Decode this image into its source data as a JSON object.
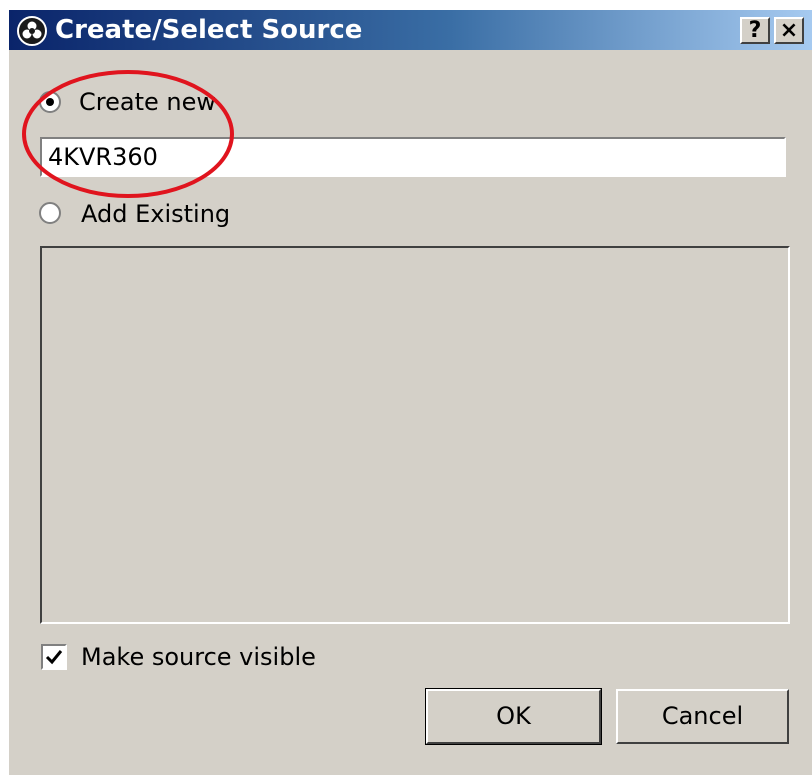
{
  "window": {
    "title": "Create/Select Source",
    "icon": "obs-logo-icon",
    "help_label": "?",
    "close_label": "×"
  },
  "create_new": {
    "label": "Create new",
    "selected": true,
    "value": "4KVR360"
  },
  "add_existing": {
    "label": "Add Existing",
    "selected": false,
    "items": []
  },
  "make_visible": {
    "label": "Make source visible",
    "checked": true
  },
  "buttons": {
    "ok_label": "OK",
    "cancel_label": "Cancel"
  },
  "colors": {
    "dialog_bg": "#d4d0c8",
    "titlebar_start": "#0a246a",
    "titlebar_end": "#a6caf0",
    "annotation_circle": "#e0141e"
  }
}
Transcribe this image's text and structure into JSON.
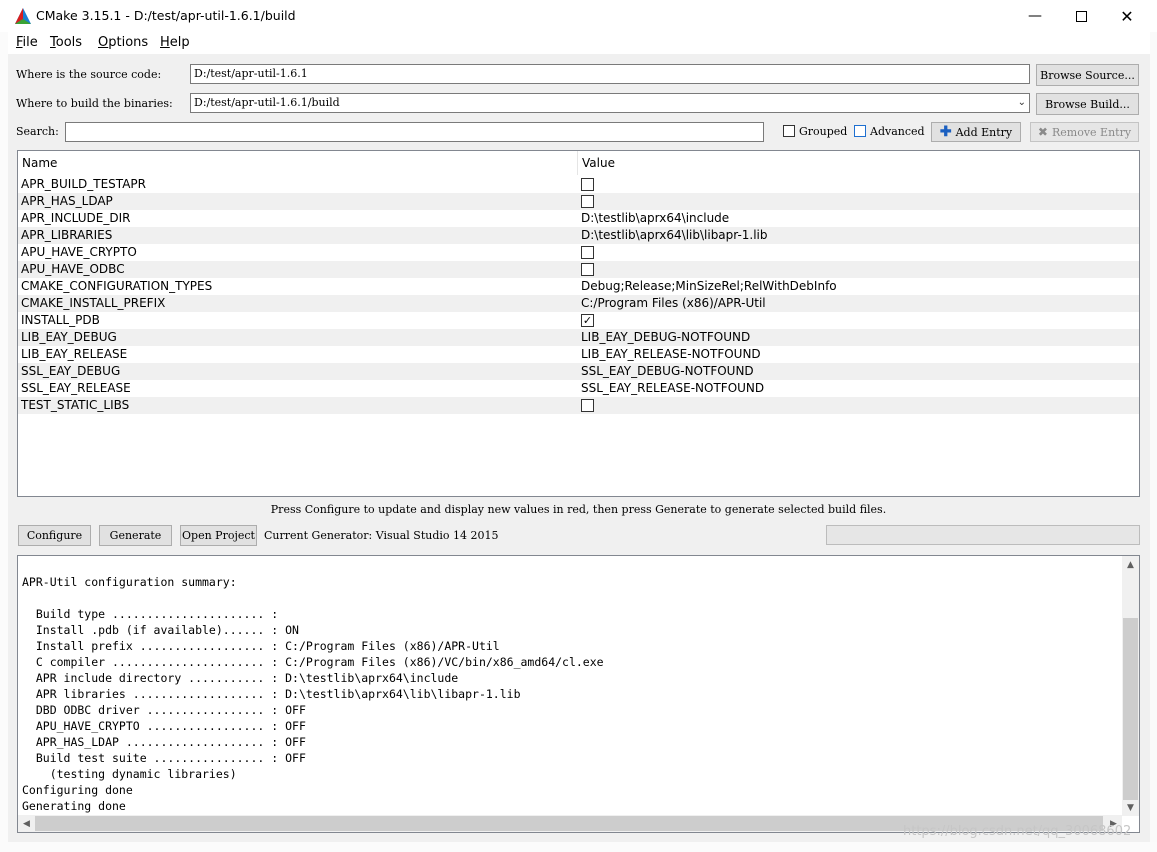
{
  "window": {
    "title": "CMake 3.15.1 - D:/test/apr-util-1.6.1/build"
  },
  "menu": [
    {
      "pre": "",
      "key": "F",
      "rest": "ile"
    },
    {
      "pre": "",
      "key": "T",
      "rest": "ools"
    },
    {
      "pre": "",
      "key": "O",
      "rest": "ptions"
    },
    {
      "pre": "",
      "key": "H",
      "rest": "elp"
    }
  ],
  "source": {
    "label": "Where is the source code:",
    "value": "D:/test/apr-util-1.6.1",
    "browse_label": "Browse Source..."
  },
  "build": {
    "label": "Where to build the binaries:",
    "value": "D:/test/apr-util-1.6.1/build",
    "browse_label": "Browse Build..."
  },
  "search": {
    "label": "Search:",
    "value": ""
  },
  "options": {
    "grouped_label": "Grouped",
    "advanced_label": "Advanced",
    "add_entry_label": "Add Entry",
    "remove_entry_label": "Remove Entry"
  },
  "table": {
    "headers": {
      "name": "Name",
      "value": "Value"
    },
    "rows": [
      {
        "name": "APR_BUILD_TESTAPR",
        "type": "bool",
        "checked": false
      },
      {
        "name": "APR_HAS_LDAP",
        "type": "bool",
        "checked": false
      },
      {
        "name": "APR_INCLUDE_DIR",
        "type": "text",
        "value": "D:\\testlib\\aprx64\\include"
      },
      {
        "name": "APR_LIBRARIES",
        "type": "text",
        "value": "D:\\testlib\\aprx64\\lib\\libapr-1.lib"
      },
      {
        "name": "APU_HAVE_CRYPTO",
        "type": "bool",
        "checked": false
      },
      {
        "name": "APU_HAVE_ODBC",
        "type": "bool",
        "checked": false
      },
      {
        "name": "CMAKE_CONFIGURATION_TYPES",
        "type": "text",
        "value": "Debug;Release;MinSizeRel;RelWithDebInfo"
      },
      {
        "name": "CMAKE_INSTALL_PREFIX",
        "type": "text",
        "value": "C:/Program Files (x86)/APR-Util"
      },
      {
        "name": "INSTALL_PDB",
        "type": "bool",
        "checked": true
      },
      {
        "name": "LIB_EAY_DEBUG",
        "type": "text",
        "value": "LIB_EAY_DEBUG-NOTFOUND"
      },
      {
        "name": "LIB_EAY_RELEASE",
        "type": "text",
        "value": "LIB_EAY_RELEASE-NOTFOUND"
      },
      {
        "name": "SSL_EAY_DEBUG",
        "type": "text",
        "value": "SSL_EAY_DEBUG-NOTFOUND"
      },
      {
        "name": "SSL_EAY_RELEASE",
        "type": "text",
        "value": "SSL_EAY_RELEASE-NOTFOUND"
      },
      {
        "name": "TEST_STATIC_LIBS",
        "type": "bool",
        "checked": false
      }
    ]
  },
  "hint": "Press Configure to update and display new values in red, then press Generate to generate selected build files.",
  "actions": {
    "configure_label": "Configure",
    "generate_label": "Generate",
    "open_project_label": "Open Project",
    "generator": "Current Generator: Visual Studio 14 2015"
  },
  "output": {
    "lines": [
      "",
      "APR-Util configuration summary:",
      "",
      "  Build type ...................... :",
      "  Install .pdb (if available)...... : ON",
      "  Install prefix .................. : C:/Program Files (x86)/APR-Util",
      "  C compiler ...................... : C:/Program Files (x86)/VC/bin/x86_amd64/cl.exe",
      "  APR include directory ........... : D:\\testlib\\aprx64\\include",
      "  APR libraries ................... : D:\\testlib\\aprx64\\lib\\libapr-1.lib",
      "  DBD ODBC driver ................. : OFF",
      "  APU_HAVE_CRYPTO ................. : OFF",
      "  APR_HAS_LDAP .................... : OFF",
      "  Build test suite ................ : OFF",
      "    (testing dynamic libraries)",
      "Configuring done",
      "Generating done"
    ]
  },
  "progress": 0,
  "watermark": "https://blog.csdn.net/qq_30068602"
}
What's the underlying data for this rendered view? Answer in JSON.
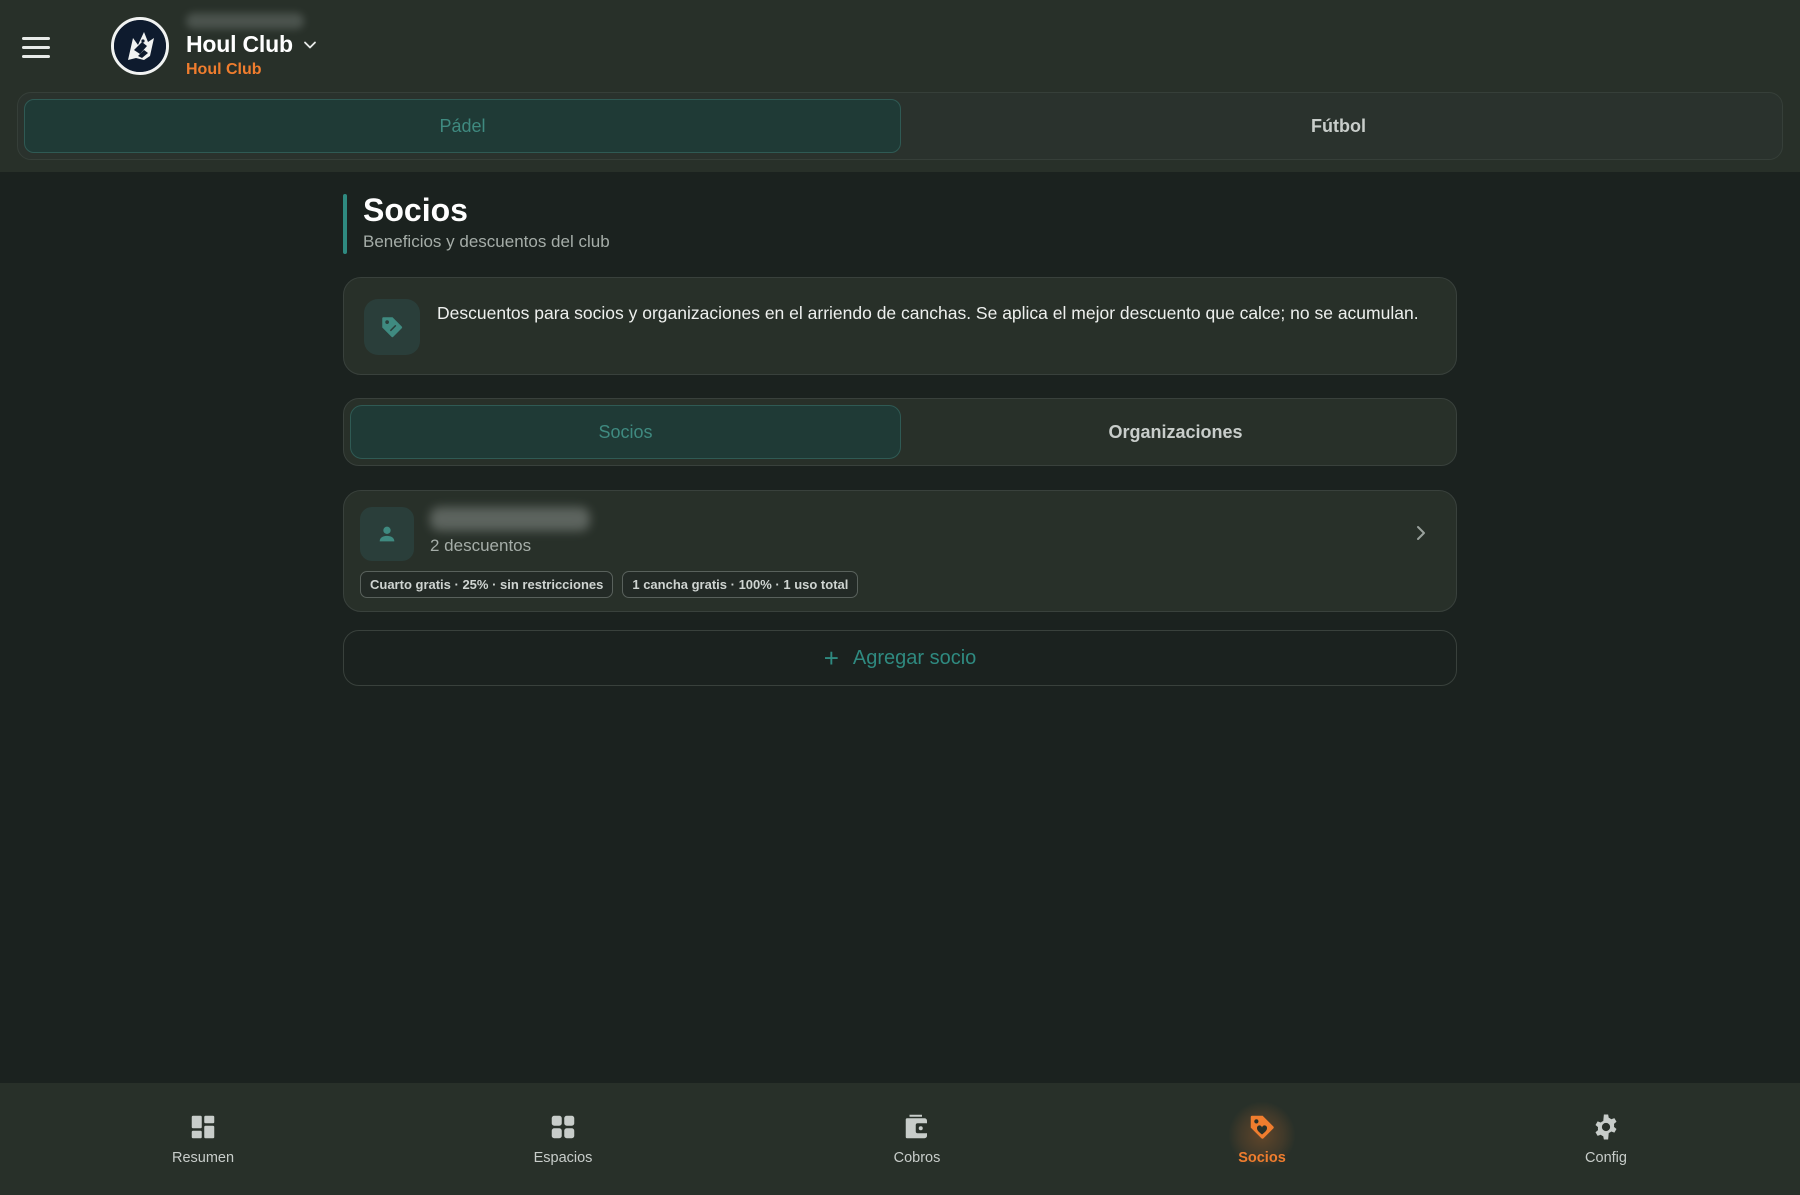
{
  "header": {
    "club_name": "Houl Club",
    "club_subtitle": "Houl Club",
    "accent_color": "#f07d2e"
  },
  "sport_tabs": [
    {
      "label": "Pádel",
      "active": true
    },
    {
      "label": "Fútbol",
      "active": false
    }
  ],
  "page": {
    "title": "Socios",
    "subtitle": "Beneficios y descuentos del club"
  },
  "info": {
    "icon": "tag-icon",
    "text": "Descuentos para socios y organizaciones en el arriendo de canchas. Se aplica el mejor descuento que calce; no se acumulan."
  },
  "segment_tabs": [
    {
      "label": "Socios",
      "active": true
    },
    {
      "label": "Organizaciones",
      "active": false
    }
  ],
  "members": [
    {
      "count_label": "2 descuentos",
      "chips": [
        "Cuarto gratis · 25% · sin restricciones",
        "1 cancha gratis · 100% · 1 uso total"
      ]
    }
  ],
  "add_button": {
    "label": "Agregar socio",
    "color": "#2f8a80"
  },
  "bottom_nav": [
    {
      "label": "Resumen",
      "icon": "dashboard-icon",
      "active": false
    },
    {
      "label": "Espacios",
      "icon": "grid-icon",
      "active": false
    },
    {
      "label": "Cobros",
      "icon": "wallet-icon",
      "active": false
    },
    {
      "label": "Socios",
      "icon": "tag-icon",
      "active": true
    },
    {
      "label": "Config",
      "icon": "gear-icon",
      "active": false
    }
  ]
}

> **Aim of the task**
Images in the data above are to be skipped. Retype all other material exactly.

> **Exercise result**
Decode this image into its source data as a JSON object.
{
  "window": {
    "title": "Create/Select Source",
    "icon": "obs-logo-icon",
    "help_label": "?",
    "close_label": "×"
  },
  "create_new": {
    "label": "Create new",
    "selected": true,
    "value": "4KVR360"
  },
  "add_existing": {
    "label": "Add Existing",
    "selected": false,
    "items": []
  },
  "make_visible": {
    "label": "Make source visible",
    "checked": true
  },
  "buttons": {
    "ok_label": "OK",
    "cancel_label": "Cancel"
  },
  "colors": {
    "dialog_bg": "#d4d0c8",
    "titlebar_start": "#0a246a",
    "titlebar_end": "#a6caf0",
    "annotation_circle": "#e0141e"
  }
}
Transcribe this image's text and structure into JSON.
{
  "window": {
    "title": "CMake 3.15.1 - D:/test/apr-util-1.6.1/build"
  },
  "menu": [
    {
      "pre": "",
      "key": "F",
      "rest": "ile"
    },
    {
      "pre": "",
      "key": "T",
      "rest": "ools"
    },
    {
      "pre": "",
      "key": "O",
      "rest": "ptions"
    },
    {
      "pre": "",
      "key": "H",
      "rest": "elp"
    }
  ],
  "source": {
    "label": "Where is the source code:",
    "value": "D:/test/apr-util-1.6.1",
    "browse_label": "Browse Source..."
  },
  "build": {
    "label": "Where to build the binaries:",
    "value": "D:/test/apr-util-1.6.1/build",
    "browse_label": "Browse Build..."
  },
  "search": {
    "label": "Search:",
    "value": ""
  },
  "options": {
    "grouped_label": "Grouped",
    "advanced_label": "Advanced",
    "add_entry_label": "Add Entry",
    "remove_entry_label": "Remove Entry"
  },
  "table": {
    "headers": {
      "name": "Name",
      "value": "Value"
    },
    "rows": [
      {
        "name": "APR_BUILD_TESTAPR",
        "type": "bool",
        "checked": false
      },
      {
        "name": "APR_HAS_LDAP",
        "type": "bool",
        "checked": false
      },
      {
        "name": "APR_INCLUDE_DIR",
        "type": "text",
        "value": "D:\\testlib\\aprx64\\include"
      },
      {
        "name": "APR_LIBRARIES",
        "type": "text",
        "value": "D:\\testlib\\aprx64\\lib\\libapr-1.lib"
      },
      {
        "name": "APU_HAVE_CRYPTO",
        "type": "bool",
        "checked": false
      },
      {
        "name": "APU_HAVE_ODBC",
        "type": "bool",
        "checked": false
      },
      {
        "name": "CMAKE_CONFIGURATION_TYPES",
        "type": "text",
        "value": "Debug;Release;MinSizeRel;RelWithDebInfo"
      },
      {
        "name": "CMAKE_INSTALL_PREFIX",
        "type": "text",
        "value": "C:/Program Files (x86)/APR-Util"
      },
      {
        "name": "INSTALL_PDB",
        "type": "bool",
        "checked": true
      },
      {
        "name": "LIB_EAY_DEBUG",
        "type": "text",
        "value": "LIB_EAY_DEBUG-NOTFOUND"
      },
      {
        "name": "LIB_EAY_RELEASE",
        "type": "text",
        "value": "LIB_EAY_RELEASE-NOTFOUND"
      },
      {
        "name": "SSL_EAY_DEBUG",
        "type": "text",
        "value": "SSL_EAY_DEBUG-NOTFOUND"
      },
      {
        "name": "SSL_EAY_RELEASE",
        "type": "text",
        "value": "SSL_EAY_RELEASE-NOTFOUND"
      },
      {
        "name": "TEST_STATIC_LIBS",
        "type": "bool",
        "checked": false
      }
    ]
  },
  "hint": "Press Configure to update and display new values in red, then press Generate to generate selected build files.",
  "actions": {
    "configure_label": "Configure",
    "generate_label": "Generate",
    "open_project_label": "Open Project",
    "generator": "Current Generator: Visual Studio 14 2015"
  },
  "output": {
    "lines": [
      "",
      "APR-Util configuration summary:",
      "",
      "  Build type ...................... :",
      "  Install .pdb (if available)...... : ON",
      "  Install prefix .................. : C:/Program Files (x86)/APR-Util",
      "  C compiler ...................... : C:/Program Files (x86)/VC/bin/x86_amd64/cl.exe",
      "  APR include directory ........... : D:\\testlib\\aprx64\\include",
      "  APR libraries ................... : D:\\testlib\\aprx64\\lib\\libapr-1.lib",
      "  DBD ODBC driver ................. : OFF",
      "  APU_HAVE_CRYPTO ................. : OFF",
      "  APR_HAS_LDAP .................... : OFF",
      "  Build test suite ................ : OFF",
      "    (testing dynamic libraries)",
      "Configuring done",
      "Generating done"
    ]
  },
  "progress": 0,
  "watermark": "https://blog.csdn.net/qq_30068602"
}
What's the underlying data for this rendered view? Answer in JSON.
{
  "header": {
    "club_name": "Houl Club",
    "club_subtitle": "Houl Club",
    "accent_color": "#f07d2e"
  },
  "sport_tabs": [
    {
      "label": "Pádel",
      "active": true
    },
    {
      "label": "Fútbol",
      "active": false
    }
  ],
  "page": {
    "title": "Socios",
    "subtitle": "Beneficios y descuentos del club"
  },
  "info": {
    "icon": "tag-icon",
    "text": "Descuentos para socios y organizaciones en el arriendo de canchas. Se aplica el mejor descuento que calce; no se acumulan."
  },
  "segment_tabs": [
    {
      "label": "Socios",
      "active": true
    },
    {
      "label": "Organizaciones",
      "active": false
    }
  ],
  "members": [
    {
      "count_label": "2 descuentos",
      "chips": [
        "Cuarto gratis · 25% · sin restricciones",
        "1 cancha gratis · 100% · 1 uso total"
      ]
    }
  ],
  "add_button": {
    "label": "Agregar socio",
    "color": "#2f8a80"
  },
  "bottom_nav": [
    {
      "label": "Resumen",
      "icon": "dashboard-icon",
      "active": false
    },
    {
      "label": "Espacios",
      "icon": "grid-icon",
      "active": false
    },
    {
      "label": "Cobros",
      "icon": "wallet-icon",
      "active": false
    },
    {
      "label": "Socios",
      "icon": "tag-icon",
      "active": true
    },
    {
      "label": "Config",
      "icon": "gear-icon",
      "active": false
    }
  ]
}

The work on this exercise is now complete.